To do: Pull out from the material below all lines with "摆脱贫困".

(Items from a data source)
┄┄┄┄┄┄┄┄┄┄┄┄┄┄┄┄┄┄┄┄
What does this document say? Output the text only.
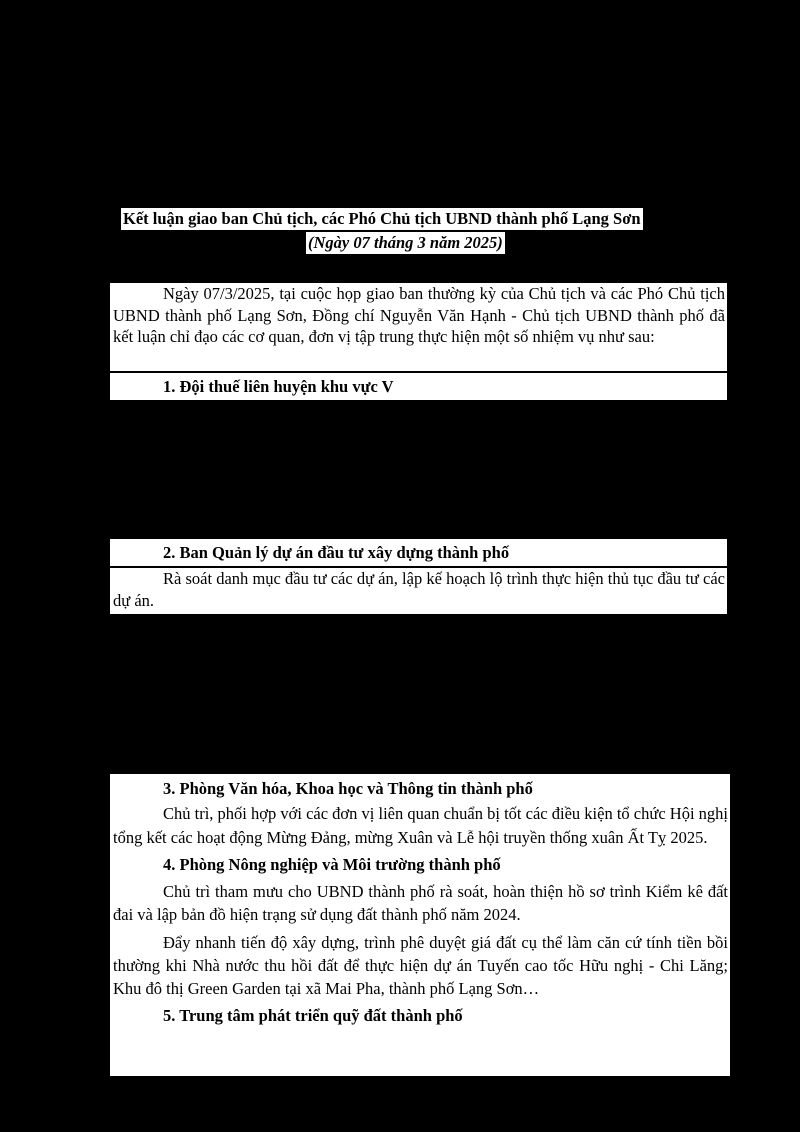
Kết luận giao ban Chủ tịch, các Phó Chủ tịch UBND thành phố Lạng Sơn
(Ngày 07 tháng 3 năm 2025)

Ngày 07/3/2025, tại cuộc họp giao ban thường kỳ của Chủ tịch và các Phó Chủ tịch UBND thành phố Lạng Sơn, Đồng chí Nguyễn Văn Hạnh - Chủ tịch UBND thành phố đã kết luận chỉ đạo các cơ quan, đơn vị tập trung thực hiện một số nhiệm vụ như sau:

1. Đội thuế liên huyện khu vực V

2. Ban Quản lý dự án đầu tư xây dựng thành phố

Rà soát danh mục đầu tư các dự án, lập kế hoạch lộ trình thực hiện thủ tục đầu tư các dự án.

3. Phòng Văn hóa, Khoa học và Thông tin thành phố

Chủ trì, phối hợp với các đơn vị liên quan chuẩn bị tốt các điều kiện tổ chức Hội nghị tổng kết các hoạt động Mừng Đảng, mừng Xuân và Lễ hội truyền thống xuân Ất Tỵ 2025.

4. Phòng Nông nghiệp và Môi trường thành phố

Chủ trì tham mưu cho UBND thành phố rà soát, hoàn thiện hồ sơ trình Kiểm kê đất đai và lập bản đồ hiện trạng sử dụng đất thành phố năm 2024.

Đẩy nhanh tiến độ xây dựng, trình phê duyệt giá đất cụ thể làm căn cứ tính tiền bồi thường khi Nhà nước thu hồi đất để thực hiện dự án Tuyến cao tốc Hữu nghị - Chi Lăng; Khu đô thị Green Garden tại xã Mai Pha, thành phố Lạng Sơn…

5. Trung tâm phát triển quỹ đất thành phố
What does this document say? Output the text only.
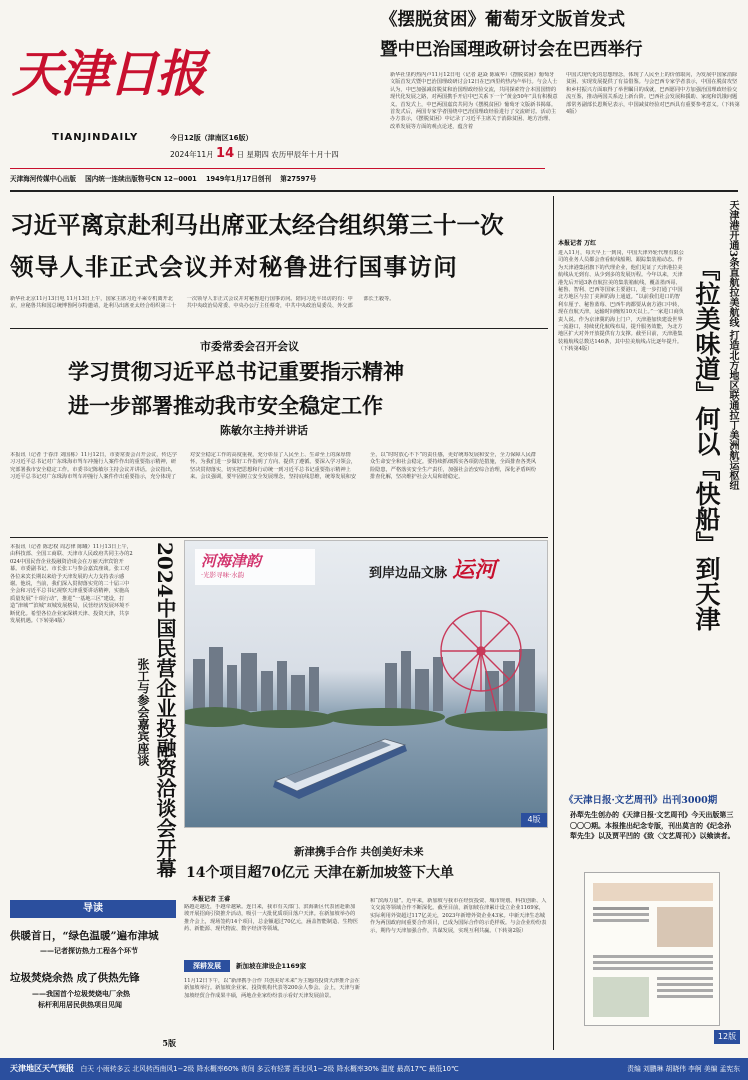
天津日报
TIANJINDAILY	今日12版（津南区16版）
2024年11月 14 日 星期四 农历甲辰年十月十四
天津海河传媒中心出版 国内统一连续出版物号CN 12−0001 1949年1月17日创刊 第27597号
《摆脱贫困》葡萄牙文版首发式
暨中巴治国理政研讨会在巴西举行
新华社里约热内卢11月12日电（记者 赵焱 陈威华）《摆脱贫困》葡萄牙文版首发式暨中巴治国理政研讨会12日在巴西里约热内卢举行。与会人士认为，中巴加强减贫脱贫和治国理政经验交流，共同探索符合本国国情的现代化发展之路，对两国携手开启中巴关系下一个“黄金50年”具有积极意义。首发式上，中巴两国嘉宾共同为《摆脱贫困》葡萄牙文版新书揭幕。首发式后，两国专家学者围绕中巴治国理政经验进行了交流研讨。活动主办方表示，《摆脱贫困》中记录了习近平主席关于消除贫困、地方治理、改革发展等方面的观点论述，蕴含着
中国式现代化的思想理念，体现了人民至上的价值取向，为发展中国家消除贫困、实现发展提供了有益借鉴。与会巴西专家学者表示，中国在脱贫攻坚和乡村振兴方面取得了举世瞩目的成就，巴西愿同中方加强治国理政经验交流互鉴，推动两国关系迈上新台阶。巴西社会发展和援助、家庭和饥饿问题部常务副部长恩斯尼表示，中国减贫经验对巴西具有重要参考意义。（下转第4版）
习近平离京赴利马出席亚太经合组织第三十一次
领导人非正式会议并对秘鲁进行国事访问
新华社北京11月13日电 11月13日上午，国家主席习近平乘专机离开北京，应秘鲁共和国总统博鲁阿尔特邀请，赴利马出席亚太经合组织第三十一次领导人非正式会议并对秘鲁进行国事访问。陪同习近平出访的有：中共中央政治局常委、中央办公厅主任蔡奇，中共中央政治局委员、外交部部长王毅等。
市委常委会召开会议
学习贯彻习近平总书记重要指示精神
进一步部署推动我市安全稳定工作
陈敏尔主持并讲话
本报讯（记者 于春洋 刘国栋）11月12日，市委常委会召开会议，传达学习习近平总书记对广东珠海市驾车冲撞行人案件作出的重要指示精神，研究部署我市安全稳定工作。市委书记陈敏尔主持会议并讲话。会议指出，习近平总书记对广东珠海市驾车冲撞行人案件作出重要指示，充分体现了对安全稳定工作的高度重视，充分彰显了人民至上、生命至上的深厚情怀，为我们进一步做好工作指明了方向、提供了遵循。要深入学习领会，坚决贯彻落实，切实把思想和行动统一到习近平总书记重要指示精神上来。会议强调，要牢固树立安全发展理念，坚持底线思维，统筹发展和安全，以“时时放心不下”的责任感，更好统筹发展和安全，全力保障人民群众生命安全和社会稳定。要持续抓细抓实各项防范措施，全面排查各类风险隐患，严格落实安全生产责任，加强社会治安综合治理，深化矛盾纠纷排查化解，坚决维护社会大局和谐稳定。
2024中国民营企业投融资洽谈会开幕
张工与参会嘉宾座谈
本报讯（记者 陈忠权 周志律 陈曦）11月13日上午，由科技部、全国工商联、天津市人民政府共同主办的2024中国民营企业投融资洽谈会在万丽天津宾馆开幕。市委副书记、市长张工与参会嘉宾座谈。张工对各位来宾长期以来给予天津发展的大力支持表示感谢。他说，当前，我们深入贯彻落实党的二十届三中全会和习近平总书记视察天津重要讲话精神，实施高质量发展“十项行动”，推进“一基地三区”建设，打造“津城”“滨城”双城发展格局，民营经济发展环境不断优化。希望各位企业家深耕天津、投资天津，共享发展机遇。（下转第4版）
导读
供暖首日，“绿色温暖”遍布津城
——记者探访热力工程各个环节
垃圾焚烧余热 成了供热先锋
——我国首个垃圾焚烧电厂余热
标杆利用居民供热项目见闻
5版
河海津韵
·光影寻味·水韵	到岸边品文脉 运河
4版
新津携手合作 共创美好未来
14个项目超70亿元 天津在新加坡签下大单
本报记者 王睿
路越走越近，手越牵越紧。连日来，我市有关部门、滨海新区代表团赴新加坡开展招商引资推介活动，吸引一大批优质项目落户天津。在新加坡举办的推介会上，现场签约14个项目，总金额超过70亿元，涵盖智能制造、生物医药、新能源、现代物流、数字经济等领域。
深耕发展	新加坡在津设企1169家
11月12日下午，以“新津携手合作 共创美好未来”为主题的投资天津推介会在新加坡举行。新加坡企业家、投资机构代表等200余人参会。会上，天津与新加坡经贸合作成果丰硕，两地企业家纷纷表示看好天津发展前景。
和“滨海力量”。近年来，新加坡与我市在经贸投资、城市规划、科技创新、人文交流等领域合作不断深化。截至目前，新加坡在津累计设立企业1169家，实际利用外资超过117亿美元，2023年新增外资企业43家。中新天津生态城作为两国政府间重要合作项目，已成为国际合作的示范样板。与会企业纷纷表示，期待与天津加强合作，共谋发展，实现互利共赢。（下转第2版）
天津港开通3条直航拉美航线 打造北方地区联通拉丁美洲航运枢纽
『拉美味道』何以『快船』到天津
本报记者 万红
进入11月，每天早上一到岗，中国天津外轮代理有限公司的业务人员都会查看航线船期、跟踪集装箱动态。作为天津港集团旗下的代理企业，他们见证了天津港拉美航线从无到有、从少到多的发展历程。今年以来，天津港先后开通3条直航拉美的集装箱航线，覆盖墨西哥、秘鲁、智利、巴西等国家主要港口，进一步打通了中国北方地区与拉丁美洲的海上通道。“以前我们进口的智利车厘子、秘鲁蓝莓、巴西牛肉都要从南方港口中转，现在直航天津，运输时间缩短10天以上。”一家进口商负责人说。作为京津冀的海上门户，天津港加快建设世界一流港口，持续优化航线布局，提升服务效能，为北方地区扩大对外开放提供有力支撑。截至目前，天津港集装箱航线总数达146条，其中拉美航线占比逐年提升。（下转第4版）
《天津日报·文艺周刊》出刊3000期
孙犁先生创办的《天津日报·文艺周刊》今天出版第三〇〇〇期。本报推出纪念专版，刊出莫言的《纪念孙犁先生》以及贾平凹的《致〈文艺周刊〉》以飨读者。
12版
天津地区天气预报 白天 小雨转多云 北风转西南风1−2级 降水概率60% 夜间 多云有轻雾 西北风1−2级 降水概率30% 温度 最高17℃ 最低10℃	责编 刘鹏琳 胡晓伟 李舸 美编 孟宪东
┄┄┄┄┄┄┄┄┄┄┄┄┄┄┄┄┄┄┄┄
Solution for this problem:
《摆脱贫困》葡萄牙文版首发式
新华社里约热内卢11月12日电（记者 赵焱 陈威华）《摆脱贫困》葡萄牙文版首发式暨中巴治国理政研讨会12日在巴西里约热内卢举行。与会人士认为，中巴加强减贫脱贫和治国理政经验交流，共同探索符合本国国情的现代化发展之路，对两国携手开启中巴关系下一个“黄金50年”具有积极意义。首发式上，中巴两国嘉宾共同为《摆脱贫困》葡萄牙文版新书揭幕。首发式后，两国专家学者围绕中巴治国理政经验进行了交流研讨。活动主办方表示，《摆脱贫困》中记录了习近平主席关于消除贫困、地方治理、改革发展等方面的观点论述，蕴含着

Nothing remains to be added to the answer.